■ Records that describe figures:
-- begin --
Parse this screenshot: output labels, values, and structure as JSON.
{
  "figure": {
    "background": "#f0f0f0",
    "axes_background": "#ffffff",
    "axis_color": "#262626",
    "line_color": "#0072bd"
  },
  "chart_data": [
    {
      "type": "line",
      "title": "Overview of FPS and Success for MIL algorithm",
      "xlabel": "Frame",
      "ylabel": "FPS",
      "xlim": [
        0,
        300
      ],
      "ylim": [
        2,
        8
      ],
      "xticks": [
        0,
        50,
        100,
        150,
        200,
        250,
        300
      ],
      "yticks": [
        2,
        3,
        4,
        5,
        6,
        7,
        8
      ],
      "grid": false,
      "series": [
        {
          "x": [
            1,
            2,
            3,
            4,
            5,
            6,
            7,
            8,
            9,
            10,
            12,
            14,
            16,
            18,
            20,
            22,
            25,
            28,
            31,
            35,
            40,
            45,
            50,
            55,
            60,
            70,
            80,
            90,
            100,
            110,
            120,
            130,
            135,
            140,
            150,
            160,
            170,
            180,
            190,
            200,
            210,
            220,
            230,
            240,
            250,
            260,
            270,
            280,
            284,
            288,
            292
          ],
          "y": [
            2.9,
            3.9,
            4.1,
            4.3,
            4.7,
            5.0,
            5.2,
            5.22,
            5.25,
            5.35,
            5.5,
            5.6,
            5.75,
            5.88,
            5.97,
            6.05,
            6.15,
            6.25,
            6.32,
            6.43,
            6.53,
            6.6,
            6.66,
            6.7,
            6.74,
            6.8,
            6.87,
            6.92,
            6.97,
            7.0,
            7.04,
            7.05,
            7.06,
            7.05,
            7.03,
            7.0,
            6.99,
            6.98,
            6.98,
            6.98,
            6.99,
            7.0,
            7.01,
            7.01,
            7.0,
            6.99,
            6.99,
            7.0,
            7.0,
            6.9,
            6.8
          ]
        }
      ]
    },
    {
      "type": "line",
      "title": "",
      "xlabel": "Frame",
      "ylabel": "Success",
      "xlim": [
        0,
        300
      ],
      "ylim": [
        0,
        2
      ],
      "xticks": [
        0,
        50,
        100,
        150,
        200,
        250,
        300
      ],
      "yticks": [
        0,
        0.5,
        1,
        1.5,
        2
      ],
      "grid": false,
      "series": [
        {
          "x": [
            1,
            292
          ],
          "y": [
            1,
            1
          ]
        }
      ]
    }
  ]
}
-- end --
■ What you have to do: Write out every line from the entries where "Success" appears.

■ Solved problem:
      "title": "Overview of FPS and Success for MIL algorithm",
      "ylabel": "Success",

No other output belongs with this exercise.